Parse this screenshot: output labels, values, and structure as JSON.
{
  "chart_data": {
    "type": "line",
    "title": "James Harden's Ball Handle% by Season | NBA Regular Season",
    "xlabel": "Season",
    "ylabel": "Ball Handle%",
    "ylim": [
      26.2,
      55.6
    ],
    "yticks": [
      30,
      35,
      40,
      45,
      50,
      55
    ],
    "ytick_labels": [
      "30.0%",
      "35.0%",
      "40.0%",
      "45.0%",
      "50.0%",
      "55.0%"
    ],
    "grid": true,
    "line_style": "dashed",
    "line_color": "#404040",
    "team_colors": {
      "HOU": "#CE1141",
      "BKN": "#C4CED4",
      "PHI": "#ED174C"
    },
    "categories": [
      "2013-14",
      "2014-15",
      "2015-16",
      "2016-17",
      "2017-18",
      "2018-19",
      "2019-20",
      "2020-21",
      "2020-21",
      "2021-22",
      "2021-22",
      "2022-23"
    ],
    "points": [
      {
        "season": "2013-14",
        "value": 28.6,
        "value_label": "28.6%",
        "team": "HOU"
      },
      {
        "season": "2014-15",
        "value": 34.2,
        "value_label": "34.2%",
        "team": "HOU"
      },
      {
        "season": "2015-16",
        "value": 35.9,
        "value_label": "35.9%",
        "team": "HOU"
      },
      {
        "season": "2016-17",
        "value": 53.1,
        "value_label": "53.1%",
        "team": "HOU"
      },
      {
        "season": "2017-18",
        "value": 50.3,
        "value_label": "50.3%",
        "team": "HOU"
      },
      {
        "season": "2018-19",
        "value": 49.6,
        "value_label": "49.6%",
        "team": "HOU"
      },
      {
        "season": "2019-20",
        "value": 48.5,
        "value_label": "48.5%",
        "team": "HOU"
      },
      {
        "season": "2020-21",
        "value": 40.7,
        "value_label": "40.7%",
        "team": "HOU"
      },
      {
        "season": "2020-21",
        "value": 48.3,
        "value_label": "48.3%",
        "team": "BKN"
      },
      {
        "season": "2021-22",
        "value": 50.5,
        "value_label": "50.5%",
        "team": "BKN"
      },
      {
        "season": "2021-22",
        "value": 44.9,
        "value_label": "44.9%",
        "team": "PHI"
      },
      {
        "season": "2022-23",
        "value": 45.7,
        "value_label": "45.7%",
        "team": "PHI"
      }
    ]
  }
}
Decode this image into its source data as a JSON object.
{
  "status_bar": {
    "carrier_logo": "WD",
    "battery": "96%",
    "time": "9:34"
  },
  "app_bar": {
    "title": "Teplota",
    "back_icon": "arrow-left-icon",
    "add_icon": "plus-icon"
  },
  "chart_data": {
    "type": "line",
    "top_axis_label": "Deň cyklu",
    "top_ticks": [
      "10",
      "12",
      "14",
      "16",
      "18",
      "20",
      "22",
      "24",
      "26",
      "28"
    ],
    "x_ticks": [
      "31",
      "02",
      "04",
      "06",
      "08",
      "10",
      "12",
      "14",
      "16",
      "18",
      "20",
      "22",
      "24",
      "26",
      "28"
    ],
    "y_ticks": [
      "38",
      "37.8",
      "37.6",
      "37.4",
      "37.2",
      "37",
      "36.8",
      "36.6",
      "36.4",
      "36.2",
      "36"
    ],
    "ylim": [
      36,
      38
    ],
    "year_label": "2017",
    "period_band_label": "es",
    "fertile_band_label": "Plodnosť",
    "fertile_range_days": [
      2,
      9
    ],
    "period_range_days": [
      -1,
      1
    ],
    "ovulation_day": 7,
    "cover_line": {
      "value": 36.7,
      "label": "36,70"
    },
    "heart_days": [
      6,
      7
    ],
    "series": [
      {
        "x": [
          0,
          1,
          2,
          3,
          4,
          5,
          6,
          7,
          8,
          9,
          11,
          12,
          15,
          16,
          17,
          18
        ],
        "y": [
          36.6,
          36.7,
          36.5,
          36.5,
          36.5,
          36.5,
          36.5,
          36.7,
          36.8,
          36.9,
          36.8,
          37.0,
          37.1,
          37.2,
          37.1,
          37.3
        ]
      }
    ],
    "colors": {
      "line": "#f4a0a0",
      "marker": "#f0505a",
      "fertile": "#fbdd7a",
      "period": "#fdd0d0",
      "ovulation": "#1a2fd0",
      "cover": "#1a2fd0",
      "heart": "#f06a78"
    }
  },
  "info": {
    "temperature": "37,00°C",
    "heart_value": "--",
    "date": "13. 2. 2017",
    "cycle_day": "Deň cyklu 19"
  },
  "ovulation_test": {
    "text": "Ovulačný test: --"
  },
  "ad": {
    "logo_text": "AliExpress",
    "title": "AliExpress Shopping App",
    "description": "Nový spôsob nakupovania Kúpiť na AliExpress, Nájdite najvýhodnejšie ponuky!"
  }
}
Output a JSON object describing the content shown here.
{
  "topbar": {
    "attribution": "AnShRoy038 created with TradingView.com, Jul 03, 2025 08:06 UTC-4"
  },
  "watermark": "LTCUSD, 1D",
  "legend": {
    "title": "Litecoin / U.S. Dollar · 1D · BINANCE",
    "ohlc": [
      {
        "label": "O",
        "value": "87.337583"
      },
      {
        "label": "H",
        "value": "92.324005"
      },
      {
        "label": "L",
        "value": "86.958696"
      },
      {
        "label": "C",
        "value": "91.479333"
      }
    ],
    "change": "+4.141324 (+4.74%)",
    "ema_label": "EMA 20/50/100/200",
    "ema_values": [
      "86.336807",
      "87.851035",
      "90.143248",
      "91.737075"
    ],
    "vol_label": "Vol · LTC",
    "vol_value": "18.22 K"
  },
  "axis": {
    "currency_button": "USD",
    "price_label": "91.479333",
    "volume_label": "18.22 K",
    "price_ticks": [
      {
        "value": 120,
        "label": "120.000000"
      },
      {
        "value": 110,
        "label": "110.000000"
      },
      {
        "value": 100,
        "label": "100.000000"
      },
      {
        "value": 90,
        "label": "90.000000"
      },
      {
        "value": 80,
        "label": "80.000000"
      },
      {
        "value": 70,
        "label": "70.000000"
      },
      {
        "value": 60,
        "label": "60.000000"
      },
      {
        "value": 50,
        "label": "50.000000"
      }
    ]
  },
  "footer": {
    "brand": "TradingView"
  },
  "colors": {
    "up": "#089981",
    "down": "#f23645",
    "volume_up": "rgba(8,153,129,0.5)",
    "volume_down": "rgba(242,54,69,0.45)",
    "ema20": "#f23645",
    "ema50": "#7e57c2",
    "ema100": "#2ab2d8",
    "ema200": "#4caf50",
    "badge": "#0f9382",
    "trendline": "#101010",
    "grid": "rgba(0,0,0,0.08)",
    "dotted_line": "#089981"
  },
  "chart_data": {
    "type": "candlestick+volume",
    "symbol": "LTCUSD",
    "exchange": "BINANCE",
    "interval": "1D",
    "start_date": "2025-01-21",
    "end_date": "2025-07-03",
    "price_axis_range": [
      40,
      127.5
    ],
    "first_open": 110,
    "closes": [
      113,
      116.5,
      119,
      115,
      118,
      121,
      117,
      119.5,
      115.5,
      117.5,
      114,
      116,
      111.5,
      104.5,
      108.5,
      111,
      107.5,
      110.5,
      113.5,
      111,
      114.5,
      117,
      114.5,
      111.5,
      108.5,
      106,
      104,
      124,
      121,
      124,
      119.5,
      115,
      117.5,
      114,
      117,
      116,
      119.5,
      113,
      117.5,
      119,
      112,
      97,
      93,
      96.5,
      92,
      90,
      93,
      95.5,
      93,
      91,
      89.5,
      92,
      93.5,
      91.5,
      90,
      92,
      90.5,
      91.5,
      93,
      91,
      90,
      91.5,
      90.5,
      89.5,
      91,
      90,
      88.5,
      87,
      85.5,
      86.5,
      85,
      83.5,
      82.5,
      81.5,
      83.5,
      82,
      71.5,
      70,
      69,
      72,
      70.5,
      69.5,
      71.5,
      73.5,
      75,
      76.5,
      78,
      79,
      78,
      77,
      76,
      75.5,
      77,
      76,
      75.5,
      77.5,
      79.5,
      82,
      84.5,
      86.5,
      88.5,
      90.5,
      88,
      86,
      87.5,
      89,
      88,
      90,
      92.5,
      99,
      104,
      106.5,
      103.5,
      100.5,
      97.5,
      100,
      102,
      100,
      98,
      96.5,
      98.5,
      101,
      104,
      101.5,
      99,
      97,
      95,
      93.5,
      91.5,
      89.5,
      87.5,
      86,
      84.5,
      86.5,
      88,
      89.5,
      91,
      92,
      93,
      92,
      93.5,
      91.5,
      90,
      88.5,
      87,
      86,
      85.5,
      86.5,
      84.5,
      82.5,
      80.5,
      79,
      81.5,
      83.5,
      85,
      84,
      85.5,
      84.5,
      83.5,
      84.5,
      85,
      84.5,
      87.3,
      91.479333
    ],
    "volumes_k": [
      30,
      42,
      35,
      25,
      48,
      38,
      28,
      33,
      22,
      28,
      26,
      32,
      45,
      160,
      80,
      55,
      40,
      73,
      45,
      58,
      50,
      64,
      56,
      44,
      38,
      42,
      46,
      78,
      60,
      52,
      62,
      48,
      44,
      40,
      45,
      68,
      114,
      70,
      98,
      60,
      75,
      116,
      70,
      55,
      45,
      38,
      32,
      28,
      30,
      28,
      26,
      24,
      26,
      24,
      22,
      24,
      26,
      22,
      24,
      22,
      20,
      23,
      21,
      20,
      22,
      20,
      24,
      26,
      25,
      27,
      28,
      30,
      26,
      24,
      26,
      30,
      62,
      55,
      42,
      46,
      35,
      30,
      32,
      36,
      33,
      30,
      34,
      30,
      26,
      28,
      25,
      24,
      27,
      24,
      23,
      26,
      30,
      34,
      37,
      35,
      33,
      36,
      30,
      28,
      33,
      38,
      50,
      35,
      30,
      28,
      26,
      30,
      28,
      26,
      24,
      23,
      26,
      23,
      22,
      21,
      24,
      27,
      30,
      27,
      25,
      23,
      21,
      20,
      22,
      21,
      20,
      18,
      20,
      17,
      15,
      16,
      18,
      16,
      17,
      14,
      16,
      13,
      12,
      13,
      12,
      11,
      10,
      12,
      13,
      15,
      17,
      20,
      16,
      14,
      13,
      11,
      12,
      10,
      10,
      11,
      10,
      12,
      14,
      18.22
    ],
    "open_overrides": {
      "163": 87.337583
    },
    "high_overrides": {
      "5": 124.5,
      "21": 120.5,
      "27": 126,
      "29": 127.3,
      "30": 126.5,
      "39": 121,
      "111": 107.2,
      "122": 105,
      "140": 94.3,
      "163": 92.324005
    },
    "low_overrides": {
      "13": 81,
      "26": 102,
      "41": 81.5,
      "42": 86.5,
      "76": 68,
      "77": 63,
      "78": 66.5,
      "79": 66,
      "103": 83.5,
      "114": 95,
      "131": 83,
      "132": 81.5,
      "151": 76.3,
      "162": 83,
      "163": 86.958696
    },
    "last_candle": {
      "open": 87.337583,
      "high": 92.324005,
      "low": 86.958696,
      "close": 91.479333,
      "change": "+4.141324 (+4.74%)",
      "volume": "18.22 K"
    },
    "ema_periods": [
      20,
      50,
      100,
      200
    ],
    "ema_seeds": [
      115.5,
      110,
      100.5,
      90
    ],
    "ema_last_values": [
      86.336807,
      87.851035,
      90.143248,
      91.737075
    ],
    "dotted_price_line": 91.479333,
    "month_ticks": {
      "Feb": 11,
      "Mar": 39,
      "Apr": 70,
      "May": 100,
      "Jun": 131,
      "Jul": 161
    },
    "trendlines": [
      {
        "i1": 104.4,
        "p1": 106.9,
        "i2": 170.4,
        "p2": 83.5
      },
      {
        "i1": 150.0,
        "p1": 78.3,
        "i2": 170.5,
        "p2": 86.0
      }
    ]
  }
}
▬▬▬
◆ **Stated goal**:
Check each line in the listing above for the string "title", then report how many lines contain it, with no other text.

◆ **Exercise solution**:
4